## The problem
Reproduce the listing that follows with no differences at all.

==== Material shown

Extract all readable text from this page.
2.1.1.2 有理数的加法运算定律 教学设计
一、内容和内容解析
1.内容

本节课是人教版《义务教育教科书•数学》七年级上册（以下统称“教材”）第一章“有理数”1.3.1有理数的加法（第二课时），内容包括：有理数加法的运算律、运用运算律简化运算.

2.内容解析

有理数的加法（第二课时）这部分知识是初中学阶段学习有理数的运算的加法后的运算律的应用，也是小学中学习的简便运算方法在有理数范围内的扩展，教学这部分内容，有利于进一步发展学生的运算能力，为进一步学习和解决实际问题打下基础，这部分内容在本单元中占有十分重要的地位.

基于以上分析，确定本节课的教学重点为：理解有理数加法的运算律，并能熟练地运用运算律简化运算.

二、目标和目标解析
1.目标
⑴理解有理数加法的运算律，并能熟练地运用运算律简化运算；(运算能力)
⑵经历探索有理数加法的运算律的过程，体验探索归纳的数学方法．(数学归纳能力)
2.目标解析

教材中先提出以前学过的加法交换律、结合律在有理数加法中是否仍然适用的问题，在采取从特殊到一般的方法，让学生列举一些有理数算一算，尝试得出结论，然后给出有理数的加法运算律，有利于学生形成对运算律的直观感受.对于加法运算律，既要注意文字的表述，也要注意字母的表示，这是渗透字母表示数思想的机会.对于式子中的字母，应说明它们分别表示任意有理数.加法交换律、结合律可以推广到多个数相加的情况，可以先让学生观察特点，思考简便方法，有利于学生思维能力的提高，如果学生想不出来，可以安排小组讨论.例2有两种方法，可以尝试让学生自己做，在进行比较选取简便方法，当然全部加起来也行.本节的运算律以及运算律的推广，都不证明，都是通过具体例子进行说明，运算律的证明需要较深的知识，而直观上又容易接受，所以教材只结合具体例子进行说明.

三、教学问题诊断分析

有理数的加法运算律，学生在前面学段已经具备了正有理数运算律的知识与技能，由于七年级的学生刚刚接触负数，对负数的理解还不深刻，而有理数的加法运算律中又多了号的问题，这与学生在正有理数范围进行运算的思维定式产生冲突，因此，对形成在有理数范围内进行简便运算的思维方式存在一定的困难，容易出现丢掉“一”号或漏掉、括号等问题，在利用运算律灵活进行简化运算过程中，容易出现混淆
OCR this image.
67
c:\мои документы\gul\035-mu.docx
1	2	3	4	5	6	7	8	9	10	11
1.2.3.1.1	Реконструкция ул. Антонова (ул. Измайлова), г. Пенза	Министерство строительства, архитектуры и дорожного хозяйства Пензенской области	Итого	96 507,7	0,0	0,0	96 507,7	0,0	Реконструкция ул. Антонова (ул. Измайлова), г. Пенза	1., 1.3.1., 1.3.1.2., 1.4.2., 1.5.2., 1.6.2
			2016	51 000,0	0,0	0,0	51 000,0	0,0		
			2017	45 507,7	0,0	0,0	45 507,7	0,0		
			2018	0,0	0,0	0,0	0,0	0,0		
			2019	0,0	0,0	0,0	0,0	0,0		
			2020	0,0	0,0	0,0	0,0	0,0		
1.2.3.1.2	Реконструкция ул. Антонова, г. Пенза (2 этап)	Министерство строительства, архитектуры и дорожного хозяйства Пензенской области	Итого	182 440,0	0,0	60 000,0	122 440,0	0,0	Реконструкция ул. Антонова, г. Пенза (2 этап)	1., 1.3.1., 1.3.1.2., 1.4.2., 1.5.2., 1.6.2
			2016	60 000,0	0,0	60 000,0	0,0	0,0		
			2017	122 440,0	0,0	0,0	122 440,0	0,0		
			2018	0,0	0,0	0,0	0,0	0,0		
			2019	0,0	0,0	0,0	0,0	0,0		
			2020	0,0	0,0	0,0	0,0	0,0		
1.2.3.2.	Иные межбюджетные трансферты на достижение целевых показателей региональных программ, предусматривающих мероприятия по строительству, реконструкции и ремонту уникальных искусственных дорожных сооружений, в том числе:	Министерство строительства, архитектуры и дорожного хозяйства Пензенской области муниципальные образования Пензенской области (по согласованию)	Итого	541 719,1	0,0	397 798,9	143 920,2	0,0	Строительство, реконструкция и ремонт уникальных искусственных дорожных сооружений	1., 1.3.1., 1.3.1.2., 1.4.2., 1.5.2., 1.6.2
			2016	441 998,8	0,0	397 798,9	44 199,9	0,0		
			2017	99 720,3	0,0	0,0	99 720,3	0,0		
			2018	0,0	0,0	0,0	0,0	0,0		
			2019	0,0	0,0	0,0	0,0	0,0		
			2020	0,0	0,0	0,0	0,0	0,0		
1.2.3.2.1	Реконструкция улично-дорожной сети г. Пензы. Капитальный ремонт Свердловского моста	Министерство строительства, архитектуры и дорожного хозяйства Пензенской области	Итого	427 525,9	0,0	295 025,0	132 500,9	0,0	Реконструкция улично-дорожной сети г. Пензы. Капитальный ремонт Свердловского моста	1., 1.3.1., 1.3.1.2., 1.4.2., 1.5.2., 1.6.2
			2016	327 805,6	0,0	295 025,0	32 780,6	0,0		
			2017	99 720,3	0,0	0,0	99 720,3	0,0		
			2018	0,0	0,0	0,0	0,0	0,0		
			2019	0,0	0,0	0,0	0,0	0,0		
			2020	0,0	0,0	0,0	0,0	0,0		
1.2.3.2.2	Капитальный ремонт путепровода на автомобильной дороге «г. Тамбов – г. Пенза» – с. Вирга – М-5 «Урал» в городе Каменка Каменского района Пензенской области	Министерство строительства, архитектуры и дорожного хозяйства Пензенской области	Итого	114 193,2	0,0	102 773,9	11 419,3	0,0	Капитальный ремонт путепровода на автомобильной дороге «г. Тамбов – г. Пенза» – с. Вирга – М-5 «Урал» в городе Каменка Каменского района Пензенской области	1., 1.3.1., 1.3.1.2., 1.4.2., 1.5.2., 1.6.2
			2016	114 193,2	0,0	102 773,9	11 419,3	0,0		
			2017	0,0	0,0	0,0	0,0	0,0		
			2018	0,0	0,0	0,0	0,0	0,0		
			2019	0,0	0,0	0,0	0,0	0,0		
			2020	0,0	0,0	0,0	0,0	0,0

========

## Response to this task
Extract all readable text from this page.
2.1.1.2 有理数的加法运算定律 教学设计
一、内容和内容解析
1.内容

本节课是人教版《义务教育教科书•数学》七年级上册（以下统称“教材”）第一章“有理数”1.3.1有理数的加法（第二课时），内容包括：有理数加法的运算律、运用运算律简化运算.

2.内容解析

有理数的加法（第二课时）这部分知识是初中学阶段学习有理数的运算的加法后的运算律的应用，也是小学中学习的简便运算方法在有理数范围内的扩展，教学这部分内容，有利于进一步发展学生的运算能力，为进一步学习和解决实际问题打下基础，这部分内容在本单元中占有十分重要的地位.

基于以上分析，确定本节课的教学重点为：理解有理数加法的运算律，并能熟练地运用运算律简化运算.

二、目标和目标解析
1.目标
⑴理解有理数加法的运算律，并能熟练地运用运算律简化运算；(运算能力)
⑵经历探索有理数加法的运算律的过程，体验探索归纳的数学方法．(数学归纳能力)
2.目标解析

教材中先提出以前学过的加法交换律、结合律在有理数加法中是否仍然适用的问题，在采取从特殊到一般的方法，让学生列举一些有理数算一算，尝试得出结论，然后给出有理数的加法运算律，有利于学生形成对运算律的直观感受.对于加法运算律，既要注意文字的表述，也要注意字母的表示，这是渗透字母表示数思想的机会.对于式子中的字母，应说明它们分别表示任意有理数.加法交换律、结合律可以推广到多个数相加的情况，可以先让学生观察特点，思考简便方法，有利于学生思维能力的提高，如果学生想不出来，可以安排小组讨论.例2有两种方法，可以尝试让学生自己做，在进行比较选取简便方法，当然全部加起来也行.本节的运算律以及运算律的推广，都不证明，都是通过具体例子进行说明，运算律的证明需要较深的知识，而直观上又容易接受，所以教材只结合具体例子进行说明.

三、教学问题诊断分析

有理数的加法运算律，学生在前面学段已经具备了正有理数运算律的知识与技能，由于七年级的学生刚刚接触负数，对负数的理解还不深刻，而有理数的加法运算律中又多了号的问题，这与学生在正有理数范围进行运算的思维定式产生冲突，因此，对形成在有理数范围内进行简便运算的思维方式存在一定的困难，容易出现丢掉“一”号或漏掉、括号等问题，在利用运算律灵活进行简化运算过程中，容易出现混淆
OCR this image.
67
c:\мои документы\gul\035-mu.docx
1	2	3	4	5	6	7	8	9	10	11
1.2.3.1.1	Реконструкция ул. Антонова (ул. Измайлова), г. Пенза	Министерство строительства, архитектуры и дорожного хозяйства Пензенской области	Итого	96 507,7	0,0	0,0	96 507,7	0,0	Реконструкция ул. Антонова (ул. Измайлова), г. Пенза	1., 1.3.1., 1.3.1.2., 1.4.2., 1.5.2., 1.6.2
			2016	51 000,0	0,0	0,0	51 000,0	0,0		
			2017	45 507,7	0,0	0,0	45 507,7	0,0		
			2018	0,0	0,0	0,0	0,0	0,0		
			2019	0,0	0,0	0,0	0,0	0,0		
			2020	0,0	0,0	0,0	0,0	0,0		
1.2.3.1.2	Реконструкция ул. Антонова, г. Пенза (2 этап)	Министерство строительства, архитектуры и дорожного хозяйства Пензенской области	Итого	182 440,0	0,0	60 000,0	122 440,0	0,0	Реконструкция ул. Антонова, г. Пенза (2 этап)	1., 1.3.1., 1.3.1.2., 1.4.2., 1.5.2., 1.6.2
			2016	60 000,0	0,0	60 000,0	0,0	0,0		
			2017	122 440,0	0,0	0,0	122 440,0	0,0		
			2018	0,0	0,0	0,0	0,0	0,0		
			2019	0,0	0,0	0,0	0,0	0,0		
			2020	0,0	0,0	0,0	0,0	0,0		
1.2.3.2.	Иные межбюджетные трансферты на достижение целевых показателей региональных программ, предусматривающих мероприятия по строительству, реконструкции и ремонту уникальных искусственных дорожных сооружений, в том числе:	Министерство строительства, архитектуры и дорожного хозяйства Пензенской области муниципальные образования Пензенской области (по согласованию)	Итого	541 719,1	0,0	397 798,9	143 920,2	0,0	Строительство, реконструкция и ремонт уникальных искусственных дорожных сооружений	1., 1.3.1., 1.3.1.2., 1.4.2., 1.5.2., 1.6.2
			2016	441 998,8	0,0	397 798,9	44 199,9	0,0		
			2017	99 720,3	0,0	0,0	99 720,3	0,0		
			2018	0,0	0,0	0,0	0,0	0,0		
			2019	0,0	0,0	0,0	0,0	0,0		
			2020	0,0	0,0	0,0	0,0	0,0		
1.2.3.2.1	Реконструкция улично-дорожной сети г. Пензы. Капитальный ремонт Свердловского моста	Министерство строительства, архитектуры и дорожного хозяйства Пензенской области	Итого	427 525,9	0,0	295 025,0	132 500,9	0,0	Реконструкция улично-дорожной сети г. Пензы. Капитальный ремонт Свердловского моста	1., 1.3.1., 1.3.1.2., 1.4.2., 1.5.2., 1.6.2
			2016	327 805,6	0,0	295 025,0	32 780,6	0,0		
			2017	99 720,3	0,0	0,0	99 720,3	0,0		
			2018	0,0	0,0	0,0	0,0	0,0		
			2019	0,0	0,0	0,0	0,0	0,0		
			2020	0,0	0,0	0,0	0,0	0,0		
1.2.3.2.2	Капитальный ремонт путепровода на автомобильной дороге «г. Тамбов – г. Пенза» – с. Вирга – М-5 «Урал» в городе Каменка Каменского района Пензенской области	Министерство строительства, архитектуры и дорожного хозяйства Пензенской области	Итого	114 193,2	0,0	102 773,9	11 419,3	0,0	Капитальный ремонт путепровода на автомобильной дороге «г. Тамбов – г. Пенза» – с. Вирга – М-5 «Урал» в городе Каменка Каменского района Пензенской области	1., 1.3.1., 1.3.1.2., 1.4.2., 1.5.2., 1.6.2
			2016	114 193,2	0,0	102 773,9	11 419,3	0,0		
			2017	0,0	0,0	0,0	0,0	0,0		
			2018	0,0	0,0	0,0	0,0	0,0		
			2019	0,0	0,0	0,0	0,0	0,0		
			2020	0,0	0,0	0,0	0,0	0,0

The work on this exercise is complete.